--- start Supplied entries ---
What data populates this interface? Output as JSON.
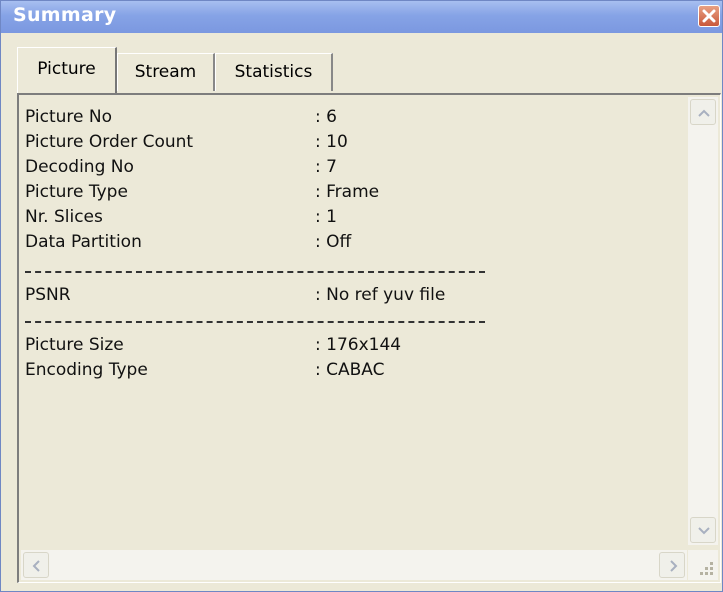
{
  "window": {
    "title": "Summary",
    "close_icon": "close-icon",
    "accent": "#7b98e0",
    "close_color": "#c9583a"
  },
  "tabs": [
    {
      "label": "Picture",
      "active": true
    },
    {
      "label": "Stream",
      "active": false
    },
    {
      "label": "Statistics",
      "active": false
    }
  ],
  "summary": {
    "rows": [
      {
        "label": "Picture No",
        "value": ": 6"
      },
      {
        "label": "Picture Order Count",
        "value": ": 10"
      },
      {
        "label": "Decoding No",
        "value": ": 7"
      },
      {
        "label": "Picture Type",
        "value": ": Frame"
      },
      {
        "label": "Nr. Slices",
        "value": ": 1"
      },
      {
        "label": "Data Partition",
        "value": ": Off"
      }
    ],
    "psnr": {
      "label": "PSNR",
      "value": ": No ref yuv file"
    },
    "rows2": [
      {
        "label": "Picture Size",
        "value": ": 176x144"
      },
      {
        "label": "Encoding Type",
        "value": ": CABAC"
      }
    ]
  },
  "scrollbars": {
    "up_icon": "chevron-up-icon",
    "down_icon": "chevron-down-icon",
    "left_icon": "chevron-left-icon",
    "right_icon": "chevron-right-icon",
    "grip_icon": "resize-grip-icon"
  }
}
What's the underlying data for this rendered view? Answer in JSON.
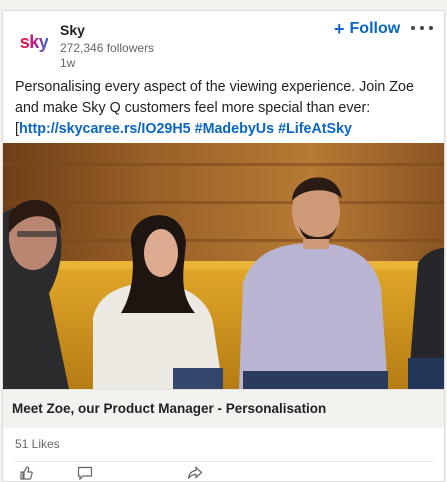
{
  "post": {
    "company_name": "Sky",
    "logo_text": "sky",
    "followers": "272,346 followers",
    "time": "1w",
    "follow_label": "Follow",
    "follow_plus": "+",
    "text_main": "Personalising every aspect of the viewing experience. Join Zoe and make Sky Q customers feel more special than ever:",
    "text_bracket": "[",
    "link_url": "http://skycaree.rs/IO29H5",
    "hashtag_1": "#MadebyUs",
    "hashtag_2": "#LifeAtSky",
    "caption": "Meet Zoe, our Product Manager - Personalisation",
    "likes": "51 Likes"
  },
  "icons": {
    "more": "more-horizontal-icon",
    "like": "like-icon",
    "comment": "comment-icon",
    "share": "share-icon"
  },
  "colors": {
    "link": "#0a66c2",
    "background": "#f3f2ef",
    "card": "#ffffff"
  }
}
--- end Supplied entries ---
Exercise directions:
Write the number of lines containing the word "more" and nothing besides it.

Task answer:
2